— start Input for this task —

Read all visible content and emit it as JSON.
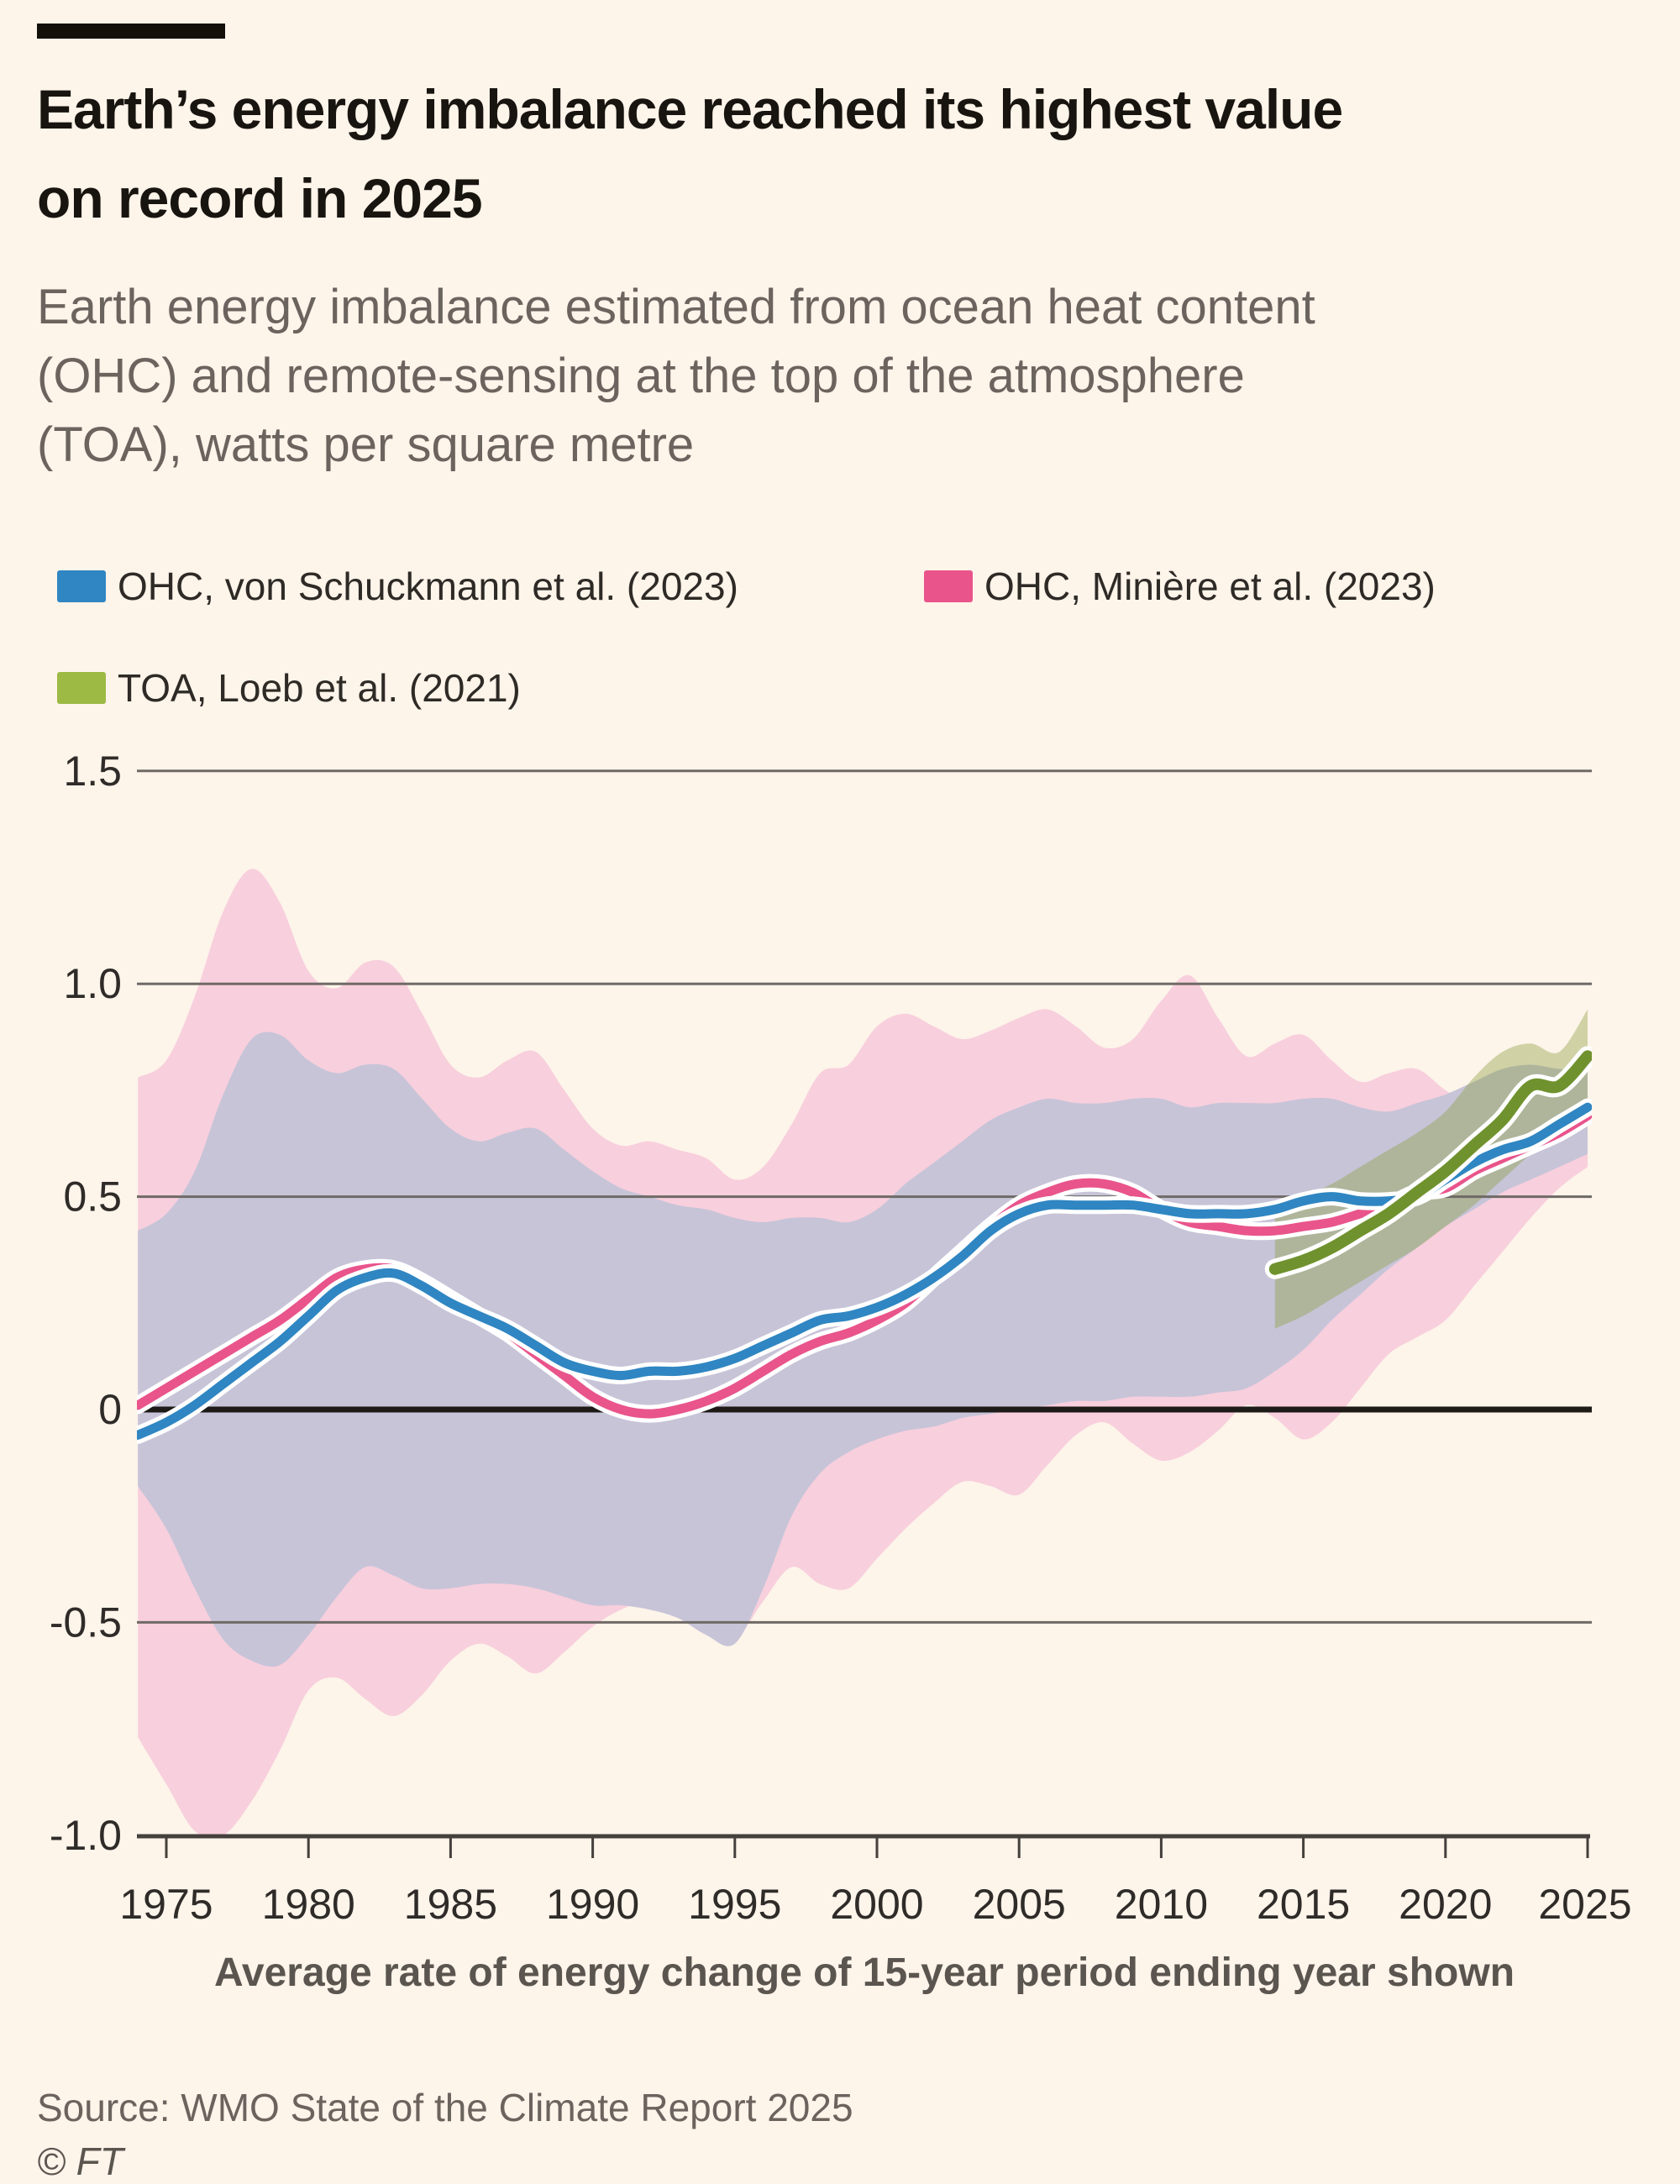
{
  "header": {
    "title_line1": "Earth’s energy imbalance reached its highest value",
    "title_line2": "on record in 2025",
    "subtitle_line1": "Earth energy imbalance estimated from ocean heat content",
    "subtitle_line2": "(OHC) and remote-sensing at the top of the atmosphere",
    "subtitle_line3": "(TOA), watts per square metre"
  },
  "legend": [
    {
      "label": "OHC, von Schuckmann et al. (2023)",
      "color": "#2f86c2"
    },
    {
      "label": "OHC, Minière et al. (2023)",
      "color": "#e9548b"
    },
    {
      "label": "TOA, Loeb et al. (2021)",
      "color": "#9cba44"
    }
  ],
  "footer": {
    "source": "Source: WMO State of the Climate Report 2025",
    "credit": "© FT"
  },
  "colors": {
    "background": "#fdf4ea",
    "gridline": "#6f6a66",
    "zero_line": "#1d1a17",
    "axis": "#45403c",
    "tick_text": "#2e2b28",
    "caption_text": "#5b5550",
    "blue_line": "#2f86c2",
    "blue_band": "#c7c4d8",
    "pink_line": "#e9548b",
    "pink_band": "#f8cfdd",
    "green_line": "#70922e",
    "green_band": "rgba(139,161,66,0.40)"
  },
  "chart_data": {
    "type": "line",
    "title": "Earth’s energy imbalance reached its highest value on record in 2025",
    "xlabel": "Average rate of energy change of 15-year period ending year shown",
    "ylabel": "watts per square metre",
    "xlim": [
      1974,
      2025
    ],
    "ylim": [
      -1.0,
      1.5
    ],
    "grid": "horizontal",
    "legend_position": "top",
    "x_ticks": [
      1975,
      1980,
      1985,
      1990,
      1995,
      2000,
      2005,
      2010,
      2015,
      2020,
      2025
    ],
    "y_ticks": [
      {
        "label": "1.5",
        "v": 1.5
      },
      {
        "label": "1.0",
        "v": 1.0
      },
      {
        "label": "0.5",
        "v": 0.5
      },
      {
        "label": "0",
        "v": 0.0
      },
      {
        "label": "-0.5",
        "v": -0.5
      },
      {
        "label": "-1.0",
        "v": -1.0
      }
    ],
    "years": [
      1974,
      1975,
      1976,
      1977,
      1978,
      1979,
      1980,
      1981,
      1982,
      1983,
      1984,
      1985,
      1986,
      1987,
      1988,
      1989,
      1990,
      1991,
      1992,
      1993,
      1994,
      1995,
      1996,
      1997,
      1998,
      1999,
      2000,
      2001,
      2002,
      2003,
      2004,
      2005,
      2006,
      2007,
      2008,
      2009,
      2010,
      2011,
      2012,
      2013,
      2014,
      2015,
      2016,
      2017,
      2018,
      2019,
      2020,
      2021,
      2022,
      2023,
      2024,
      2025
    ],
    "series": [
      {
        "name": "OHC, Minière et al. (2023)",
        "role": "pink",
        "values": [
          0.01,
          0.05,
          0.09,
          0.13,
          0.17,
          0.21,
          0.26,
          0.31,
          0.33,
          0.33,
          0.3,
          0.26,
          0.22,
          0.18,
          0.13,
          0.08,
          0.03,
          0.0,
          -0.01,
          0.0,
          0.02,
          0.05,
          0.09,
          0.13,
          0.16,
          0.18,
          0.21,
          0.25,
          0.31,
          0.37,
          0.43,
          0.48,
          0.51,
          0.53,
          0.53,
          0.51,
          0.47,
          0.44,
          0.43,
          0.42,
          0.42,
          0.43,
          0.44,
          0.46,
          0.48,
          0.51,
          0.52,
          0.56,
          0.59,
          0.62,
          0.65,
          0.69
        ],
        "band_upper": [
          0.78,
          0.82,
          0.97,
          1.17,
          1.27,
          1.19,
          1.03,
          0.99,
          1.05,
          1.04,
          0.93,
          0.81,
          0.78,
          0.82,
          0.84,
          0.75,
          0.66,
          0.62,
          0.63,
          0.61,
          0.59,
          0.54,
          0.57,
          0.67,
          0.79,
          0.81,
          0.9,
          0.93,
          0.9,
          0.87,
          0.89,
          0.92,
          0.94,
          0.9,
          0.85,
          0.87,
          0.96,
          1.02,
          0.92,
          0.83,
          0.86,
          0.88,
          0.82,
          0.77,
          0.79,
          0.8,
          0.75,
          0.71,
          0.69,
          0.68,
          0.66,
          0.68
        ],
        "band_lower": [
          -0.77,
          -0.88,
          -0.99,
          -1.0,
          -0.92,
          -0.8,
          -0.66,
          -0.63,
          -0.68,
          -0.72,
          -0.67,
          -0.59,
          -0.55,
          -0.58,
          -0.62,
          -0.57,
          -0.51,
          -0.47,
          -0.45,
          -0.48,
          -0.52,
          -0.54,
          -0.45,
          -0.37,
          -0.41,
          -0.42,
          -0.35,
          -0.28,
          -0.22,
          -0.17,
          -0.18,
          -0.2,
          -0.13,
          -0.06,
          -0.03,
          -0.08,
          -0.12,
          -0.1,
          -0.05,
          0.01,
          -0.02,
          -0.07,
          -0.03,
          0.05,
          0.13,
          0.17,
          0.21,
          0.29,
          0.37,
          0.45,
          0.52,
          0.57
        ]
      },
      {
        "name": "OHC, von Schuckmann et al. (2023)",
        "role": "blue",
        "values": [
          -0.06,
          -0.03,
          0.01,
          0.06,
          0.11,
          0.16,
          0.22,
          0.28,
          0.31,
          0.32,
          0.29,
          0.25,
          0.22,
          0.19,
          0.15,
          0.11,
          0.09,
          0.08,
          0.09,
          0.09,
          0.1,
          0.12,
          0.15,
          0.18,
          0.21,
          0.22,
          0.24,
          0.27,
          0.31,
          0.36,
          0.42,
          0.46,
          0.48,
          0.48,
          0.48,
          0.48,
          0.47,
          0.46,
          0.46,
          0.46,
          0.47,
          0.49,
          0.5,
          0.49,
          0.49,
          0.5,
          0.54,
          0.58,
          0.61,
          0.63,
          0.67,
          0.71
        ],
        "band_upper": [
          0.42,
          0.46,
          0.56,
          0.74,
          0.87,
          0.88,
          0.82,
          0.79,
          0.81,
          0.8,
          0.73,
          0.66,
          0.63,
          0.65,
          0.66,
          0.61,
          0.56,
          0.52,
          0.5,
          0.48,
          0.47,
          0.45,
          0.44,
          0.45,
          0.45,
          0.44,
          0.47,
          0.53,
          0.58,
          0.63,
          0.68,
          0.71,
          0.73,
          0.72,
          0.72,
          0.73,
          0.73,
          0.71,
          0.72,
          0.72,
          0.72,
          0.73,
          0.73,
          0.71,
          0.7,
          0.72,
          0.74,
          0.77,
          0.8,
          0.81,
          0.8,
          0.8
        ],
        "band_lower": [
          -0.18,
          -0.28,
          -0.42,
          -0.54,
          -0.59,
          -0.6,
          -0.53,
          -0.44,
          -0.37,
          -0.39,
          -0.42,
          -0.42,
          -0.41,
          -0.41,
          -0.42,
          -0.44,
          -0.46,
          -0.46,
          -0.47,
          -0.49,
          -0.53,
          -0.55,
          -0.42,
          -0.25,
          -0.15,
          -0.1,
          -0.07,
          -0.05,
          -0.04,
          -0.02,
          -0.01,
          0.0,
          0.01,
          0.02,
          0.02,
          0.03,
          0.03,
          0.03,
          0.04,
          0.05,
          0.09,
          0.14,
          0.21,
          0.27,
          0.33,
          0.38,
          0.43,
          0.47,
          0.51,
          0.54,
          0.57,
          0.6
        ]
      },
      {
        "name": "TOA, Loeb et al. (2021)",
        "role": "green",
        "years": [
          2014,
          2015,
          2016,
          2017,
          2018,
          2019,
          2020,
          2021,
          2022,
          2023,
          2024,
          2025
        ],
        "values": [
          0.33,
          0.35,
          0.38,
          0.42,
          0.46,
          0.51,
          0.56,
          0.62,
          0.68,
          0.76,
          0.76,
          0.83
        ],
        "band_upper": [
          0.46,
          0.5,
          0.53,
          0.57,
          0.61,
          0.65,
          0.7,
          0.78,
          0.84,
          0.86,
          0.84,
          0.94
        ],
        "band_lower": [
          0.19,
          0.22,
          0.26,
          0.3,
          0.34,
          0.38,
          0.43,
          0.48,
          0.54,
          0.6,
          0.65,
          0.72
        ]
      }
    ]
  }
}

— end Input for this task —

▶ **What is needed**: Work out the count of lines containing the word "Earth", then write only that count.

▶ **Response to this exercise**: 3